INFORMATION GIVEN:
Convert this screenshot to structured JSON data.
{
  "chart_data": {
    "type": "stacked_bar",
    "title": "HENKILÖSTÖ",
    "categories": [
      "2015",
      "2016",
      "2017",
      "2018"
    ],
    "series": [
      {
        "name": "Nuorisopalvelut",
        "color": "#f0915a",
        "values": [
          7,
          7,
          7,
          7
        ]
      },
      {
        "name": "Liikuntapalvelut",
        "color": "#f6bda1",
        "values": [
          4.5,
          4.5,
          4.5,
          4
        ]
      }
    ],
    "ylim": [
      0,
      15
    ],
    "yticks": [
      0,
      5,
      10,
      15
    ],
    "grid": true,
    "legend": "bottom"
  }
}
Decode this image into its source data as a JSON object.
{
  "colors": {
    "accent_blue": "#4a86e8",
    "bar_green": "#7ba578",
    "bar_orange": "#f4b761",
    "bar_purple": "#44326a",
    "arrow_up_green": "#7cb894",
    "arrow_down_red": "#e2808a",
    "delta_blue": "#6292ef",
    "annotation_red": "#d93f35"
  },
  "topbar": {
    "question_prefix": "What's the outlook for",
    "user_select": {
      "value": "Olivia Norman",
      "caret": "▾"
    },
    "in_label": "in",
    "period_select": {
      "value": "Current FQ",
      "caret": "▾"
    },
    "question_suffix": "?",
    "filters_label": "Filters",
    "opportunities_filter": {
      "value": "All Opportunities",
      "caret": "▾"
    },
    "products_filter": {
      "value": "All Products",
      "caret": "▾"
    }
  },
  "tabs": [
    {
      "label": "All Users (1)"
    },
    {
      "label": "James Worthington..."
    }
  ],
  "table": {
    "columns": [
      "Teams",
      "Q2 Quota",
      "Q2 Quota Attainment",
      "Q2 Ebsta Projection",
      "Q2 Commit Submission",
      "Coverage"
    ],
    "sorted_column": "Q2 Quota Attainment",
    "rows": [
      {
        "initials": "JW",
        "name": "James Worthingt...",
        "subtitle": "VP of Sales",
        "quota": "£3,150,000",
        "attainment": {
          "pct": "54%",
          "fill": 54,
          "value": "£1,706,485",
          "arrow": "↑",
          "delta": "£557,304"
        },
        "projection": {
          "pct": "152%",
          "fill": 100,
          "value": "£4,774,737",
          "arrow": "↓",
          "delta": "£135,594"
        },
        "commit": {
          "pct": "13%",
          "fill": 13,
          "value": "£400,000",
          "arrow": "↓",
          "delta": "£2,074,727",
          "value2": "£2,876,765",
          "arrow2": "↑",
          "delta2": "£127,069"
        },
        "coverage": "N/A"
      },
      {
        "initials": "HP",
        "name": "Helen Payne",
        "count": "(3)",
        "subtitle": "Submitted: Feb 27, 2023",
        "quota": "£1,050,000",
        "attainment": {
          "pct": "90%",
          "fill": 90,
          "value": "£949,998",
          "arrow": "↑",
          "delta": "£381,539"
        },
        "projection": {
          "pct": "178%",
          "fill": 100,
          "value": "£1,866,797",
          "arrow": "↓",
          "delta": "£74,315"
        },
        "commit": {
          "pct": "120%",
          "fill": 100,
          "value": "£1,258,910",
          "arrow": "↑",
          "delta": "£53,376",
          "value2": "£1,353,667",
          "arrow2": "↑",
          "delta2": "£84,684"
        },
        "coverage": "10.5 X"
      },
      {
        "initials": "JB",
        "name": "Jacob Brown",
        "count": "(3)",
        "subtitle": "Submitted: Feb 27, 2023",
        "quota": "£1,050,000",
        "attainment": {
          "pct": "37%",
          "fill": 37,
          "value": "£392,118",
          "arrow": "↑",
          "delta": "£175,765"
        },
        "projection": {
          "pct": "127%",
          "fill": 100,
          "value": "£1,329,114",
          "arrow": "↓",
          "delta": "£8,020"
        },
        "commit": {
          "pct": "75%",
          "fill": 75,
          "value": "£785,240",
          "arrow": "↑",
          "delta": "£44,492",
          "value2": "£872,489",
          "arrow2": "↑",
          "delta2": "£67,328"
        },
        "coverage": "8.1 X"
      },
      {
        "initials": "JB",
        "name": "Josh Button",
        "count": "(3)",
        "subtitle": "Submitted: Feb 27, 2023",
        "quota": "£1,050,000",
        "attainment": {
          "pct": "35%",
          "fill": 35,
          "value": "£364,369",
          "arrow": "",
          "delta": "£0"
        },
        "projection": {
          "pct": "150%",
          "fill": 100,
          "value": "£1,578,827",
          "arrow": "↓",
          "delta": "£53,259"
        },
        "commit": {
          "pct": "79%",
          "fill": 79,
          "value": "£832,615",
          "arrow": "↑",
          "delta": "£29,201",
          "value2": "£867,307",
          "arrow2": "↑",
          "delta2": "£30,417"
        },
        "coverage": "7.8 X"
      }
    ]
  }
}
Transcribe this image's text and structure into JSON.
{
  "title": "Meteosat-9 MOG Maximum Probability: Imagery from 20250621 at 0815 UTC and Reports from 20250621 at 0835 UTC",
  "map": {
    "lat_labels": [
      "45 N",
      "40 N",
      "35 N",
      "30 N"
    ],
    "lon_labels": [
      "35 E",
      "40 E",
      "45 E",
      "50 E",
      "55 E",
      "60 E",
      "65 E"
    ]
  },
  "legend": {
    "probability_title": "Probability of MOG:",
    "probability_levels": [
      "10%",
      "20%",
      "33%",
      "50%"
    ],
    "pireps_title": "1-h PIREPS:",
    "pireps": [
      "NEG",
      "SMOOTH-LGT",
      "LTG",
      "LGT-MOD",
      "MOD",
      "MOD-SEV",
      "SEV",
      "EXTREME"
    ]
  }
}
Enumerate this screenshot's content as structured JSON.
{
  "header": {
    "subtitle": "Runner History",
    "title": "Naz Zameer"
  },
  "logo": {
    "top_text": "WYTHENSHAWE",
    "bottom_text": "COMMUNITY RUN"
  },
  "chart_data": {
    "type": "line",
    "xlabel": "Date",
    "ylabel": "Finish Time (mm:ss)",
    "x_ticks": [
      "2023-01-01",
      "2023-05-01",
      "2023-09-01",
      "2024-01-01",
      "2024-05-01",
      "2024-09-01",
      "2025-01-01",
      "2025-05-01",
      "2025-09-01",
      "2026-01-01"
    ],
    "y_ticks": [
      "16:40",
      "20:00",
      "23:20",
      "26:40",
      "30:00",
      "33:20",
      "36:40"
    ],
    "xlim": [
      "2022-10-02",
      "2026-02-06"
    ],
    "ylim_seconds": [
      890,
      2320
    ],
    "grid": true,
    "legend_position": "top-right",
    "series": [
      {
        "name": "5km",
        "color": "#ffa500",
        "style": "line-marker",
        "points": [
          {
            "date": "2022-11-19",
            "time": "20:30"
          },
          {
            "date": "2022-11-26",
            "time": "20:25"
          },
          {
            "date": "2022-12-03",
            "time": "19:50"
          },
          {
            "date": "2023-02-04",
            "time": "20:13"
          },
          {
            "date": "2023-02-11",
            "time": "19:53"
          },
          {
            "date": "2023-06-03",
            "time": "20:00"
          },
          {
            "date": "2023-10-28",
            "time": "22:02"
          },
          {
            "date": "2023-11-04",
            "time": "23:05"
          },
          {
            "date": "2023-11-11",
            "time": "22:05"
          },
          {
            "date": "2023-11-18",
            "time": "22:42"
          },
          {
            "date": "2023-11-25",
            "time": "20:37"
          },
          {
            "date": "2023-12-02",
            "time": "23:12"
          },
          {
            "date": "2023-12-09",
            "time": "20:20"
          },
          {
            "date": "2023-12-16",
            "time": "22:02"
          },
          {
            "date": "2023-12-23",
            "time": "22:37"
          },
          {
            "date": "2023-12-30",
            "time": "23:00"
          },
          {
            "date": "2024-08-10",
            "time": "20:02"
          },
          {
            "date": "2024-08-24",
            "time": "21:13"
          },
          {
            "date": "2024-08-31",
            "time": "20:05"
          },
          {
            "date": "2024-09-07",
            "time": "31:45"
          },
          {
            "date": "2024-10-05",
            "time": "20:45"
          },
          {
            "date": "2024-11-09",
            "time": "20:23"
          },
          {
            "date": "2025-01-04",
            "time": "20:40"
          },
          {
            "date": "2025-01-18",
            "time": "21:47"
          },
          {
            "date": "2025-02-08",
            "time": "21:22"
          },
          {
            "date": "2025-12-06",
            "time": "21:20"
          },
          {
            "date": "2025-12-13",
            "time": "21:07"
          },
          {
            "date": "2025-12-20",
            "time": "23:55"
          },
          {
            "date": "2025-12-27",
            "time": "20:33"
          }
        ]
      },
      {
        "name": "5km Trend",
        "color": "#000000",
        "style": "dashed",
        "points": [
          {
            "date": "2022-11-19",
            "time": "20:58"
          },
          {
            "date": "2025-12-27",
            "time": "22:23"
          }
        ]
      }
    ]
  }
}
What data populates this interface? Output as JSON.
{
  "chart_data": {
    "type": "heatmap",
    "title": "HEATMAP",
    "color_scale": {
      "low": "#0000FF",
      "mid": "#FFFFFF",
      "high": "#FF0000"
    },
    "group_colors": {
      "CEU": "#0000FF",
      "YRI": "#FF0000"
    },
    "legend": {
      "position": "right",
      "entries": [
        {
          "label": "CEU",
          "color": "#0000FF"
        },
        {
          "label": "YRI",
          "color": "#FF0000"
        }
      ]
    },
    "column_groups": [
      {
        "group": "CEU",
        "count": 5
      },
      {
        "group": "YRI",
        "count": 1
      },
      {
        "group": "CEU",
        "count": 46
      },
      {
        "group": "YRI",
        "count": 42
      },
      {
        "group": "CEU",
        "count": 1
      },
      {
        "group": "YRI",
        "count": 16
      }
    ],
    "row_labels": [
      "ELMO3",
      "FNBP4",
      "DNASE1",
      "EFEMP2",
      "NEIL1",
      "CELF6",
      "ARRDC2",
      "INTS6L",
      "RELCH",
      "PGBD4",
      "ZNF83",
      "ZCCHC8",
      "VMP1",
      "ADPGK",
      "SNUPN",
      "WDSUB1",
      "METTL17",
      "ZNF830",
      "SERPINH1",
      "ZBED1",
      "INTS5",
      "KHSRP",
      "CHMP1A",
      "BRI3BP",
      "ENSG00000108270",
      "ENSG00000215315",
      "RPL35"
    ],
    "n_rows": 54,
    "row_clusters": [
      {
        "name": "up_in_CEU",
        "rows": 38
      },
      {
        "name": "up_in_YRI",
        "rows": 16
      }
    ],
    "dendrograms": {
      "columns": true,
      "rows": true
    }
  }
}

YOUR GOAL:
Find the word "James" in the records and pull out each line that has it.

TASK SOLUTION:
      "label": "James Worthington..."
        "name": "James Worthingt...",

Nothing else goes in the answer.